WHAT IS EXPECTED -
Copy out each line that includes the word "GOES".

■ ■ ■ ■

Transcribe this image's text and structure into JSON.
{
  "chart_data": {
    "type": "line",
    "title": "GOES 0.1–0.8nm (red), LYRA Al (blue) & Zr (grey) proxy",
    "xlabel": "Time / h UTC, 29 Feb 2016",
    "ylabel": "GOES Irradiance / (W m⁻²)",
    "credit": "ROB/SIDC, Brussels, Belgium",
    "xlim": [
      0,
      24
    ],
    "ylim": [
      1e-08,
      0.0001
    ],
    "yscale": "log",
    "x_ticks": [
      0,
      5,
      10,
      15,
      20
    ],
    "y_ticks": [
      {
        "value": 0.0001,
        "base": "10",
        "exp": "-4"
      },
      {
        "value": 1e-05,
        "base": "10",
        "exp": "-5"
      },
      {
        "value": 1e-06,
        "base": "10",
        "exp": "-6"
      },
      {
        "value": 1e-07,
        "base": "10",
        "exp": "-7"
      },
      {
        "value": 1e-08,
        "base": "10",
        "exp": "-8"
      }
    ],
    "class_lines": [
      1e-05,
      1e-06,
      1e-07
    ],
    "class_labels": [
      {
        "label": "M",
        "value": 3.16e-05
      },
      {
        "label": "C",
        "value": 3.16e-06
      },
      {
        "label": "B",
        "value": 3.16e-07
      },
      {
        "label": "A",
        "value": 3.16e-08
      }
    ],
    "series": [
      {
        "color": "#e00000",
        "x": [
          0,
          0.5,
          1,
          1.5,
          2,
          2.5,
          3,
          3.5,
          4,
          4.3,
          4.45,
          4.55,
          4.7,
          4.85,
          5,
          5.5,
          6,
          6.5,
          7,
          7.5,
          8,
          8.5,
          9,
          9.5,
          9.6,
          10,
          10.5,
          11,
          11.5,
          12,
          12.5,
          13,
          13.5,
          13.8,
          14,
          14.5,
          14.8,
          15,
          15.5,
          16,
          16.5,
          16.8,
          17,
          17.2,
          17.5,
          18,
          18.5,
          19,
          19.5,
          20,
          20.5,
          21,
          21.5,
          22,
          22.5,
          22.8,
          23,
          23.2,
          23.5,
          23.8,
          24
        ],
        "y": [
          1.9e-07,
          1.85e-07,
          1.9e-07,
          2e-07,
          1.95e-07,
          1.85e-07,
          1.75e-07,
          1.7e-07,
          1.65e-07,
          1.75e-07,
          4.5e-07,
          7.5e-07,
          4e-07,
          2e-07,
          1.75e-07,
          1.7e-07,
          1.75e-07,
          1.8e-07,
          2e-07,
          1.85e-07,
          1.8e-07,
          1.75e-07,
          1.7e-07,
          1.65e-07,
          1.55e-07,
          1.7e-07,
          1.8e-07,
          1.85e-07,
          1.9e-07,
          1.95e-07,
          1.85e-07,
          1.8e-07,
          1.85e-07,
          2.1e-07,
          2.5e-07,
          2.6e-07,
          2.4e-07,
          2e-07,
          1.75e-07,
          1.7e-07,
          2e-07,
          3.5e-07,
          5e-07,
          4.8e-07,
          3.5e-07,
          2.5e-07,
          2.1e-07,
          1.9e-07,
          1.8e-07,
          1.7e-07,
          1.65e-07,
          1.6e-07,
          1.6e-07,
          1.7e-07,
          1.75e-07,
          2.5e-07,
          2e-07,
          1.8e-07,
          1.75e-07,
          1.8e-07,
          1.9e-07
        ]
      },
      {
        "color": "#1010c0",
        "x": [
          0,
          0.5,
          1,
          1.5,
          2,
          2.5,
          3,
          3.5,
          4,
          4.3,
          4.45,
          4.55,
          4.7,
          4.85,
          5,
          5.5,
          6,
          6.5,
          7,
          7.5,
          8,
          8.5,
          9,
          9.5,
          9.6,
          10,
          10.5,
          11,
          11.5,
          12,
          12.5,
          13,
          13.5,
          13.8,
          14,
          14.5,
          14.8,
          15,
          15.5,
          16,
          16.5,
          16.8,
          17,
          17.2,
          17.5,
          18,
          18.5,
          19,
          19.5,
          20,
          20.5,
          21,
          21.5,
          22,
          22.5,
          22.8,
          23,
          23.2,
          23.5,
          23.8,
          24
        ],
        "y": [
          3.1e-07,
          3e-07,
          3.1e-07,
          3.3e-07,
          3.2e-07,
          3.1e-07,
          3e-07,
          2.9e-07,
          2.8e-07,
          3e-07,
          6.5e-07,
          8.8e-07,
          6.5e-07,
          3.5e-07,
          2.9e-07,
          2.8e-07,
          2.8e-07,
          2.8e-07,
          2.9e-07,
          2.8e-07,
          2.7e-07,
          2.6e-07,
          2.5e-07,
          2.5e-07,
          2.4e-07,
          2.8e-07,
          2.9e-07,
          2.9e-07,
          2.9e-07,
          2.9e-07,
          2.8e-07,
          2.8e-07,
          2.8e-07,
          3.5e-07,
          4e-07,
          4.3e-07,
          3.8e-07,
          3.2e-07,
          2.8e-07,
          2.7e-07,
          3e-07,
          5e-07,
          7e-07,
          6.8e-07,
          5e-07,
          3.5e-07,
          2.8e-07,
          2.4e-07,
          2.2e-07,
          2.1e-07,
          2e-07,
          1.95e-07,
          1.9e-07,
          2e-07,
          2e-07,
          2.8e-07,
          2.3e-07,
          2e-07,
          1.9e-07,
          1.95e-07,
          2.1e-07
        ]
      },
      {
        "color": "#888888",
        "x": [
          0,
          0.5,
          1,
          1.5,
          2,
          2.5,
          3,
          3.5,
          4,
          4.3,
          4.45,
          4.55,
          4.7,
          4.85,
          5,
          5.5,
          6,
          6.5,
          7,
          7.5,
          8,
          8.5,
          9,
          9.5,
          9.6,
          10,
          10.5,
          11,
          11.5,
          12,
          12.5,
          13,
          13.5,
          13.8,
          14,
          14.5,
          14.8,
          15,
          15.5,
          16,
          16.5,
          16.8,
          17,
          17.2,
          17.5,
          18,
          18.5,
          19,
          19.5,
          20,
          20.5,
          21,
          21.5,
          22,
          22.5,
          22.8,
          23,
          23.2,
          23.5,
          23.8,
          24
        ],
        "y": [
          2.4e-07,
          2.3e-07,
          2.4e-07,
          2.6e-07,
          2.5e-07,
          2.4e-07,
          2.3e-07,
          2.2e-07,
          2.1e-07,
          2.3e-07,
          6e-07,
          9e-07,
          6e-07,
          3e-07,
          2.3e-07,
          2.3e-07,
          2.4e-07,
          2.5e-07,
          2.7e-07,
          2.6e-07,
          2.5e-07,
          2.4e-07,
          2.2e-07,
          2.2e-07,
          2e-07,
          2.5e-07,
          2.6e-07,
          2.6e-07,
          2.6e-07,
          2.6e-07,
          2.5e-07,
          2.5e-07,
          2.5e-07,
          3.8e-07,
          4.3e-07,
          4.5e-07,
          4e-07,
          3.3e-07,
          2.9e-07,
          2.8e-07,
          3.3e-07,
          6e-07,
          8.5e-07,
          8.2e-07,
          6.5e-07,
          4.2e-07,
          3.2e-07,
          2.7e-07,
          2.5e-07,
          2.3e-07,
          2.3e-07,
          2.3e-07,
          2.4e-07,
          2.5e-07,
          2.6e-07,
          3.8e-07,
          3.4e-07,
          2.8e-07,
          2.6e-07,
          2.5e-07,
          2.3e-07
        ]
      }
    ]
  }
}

■ ■ ■ ■

TASK RESPONSE -
    "title": "GOES 0.1–0.8nm (red), LYRA Al (blue) & Zr (grey) proxy",
    "ylabel": "GOES Irradiance / (W m⁻²)",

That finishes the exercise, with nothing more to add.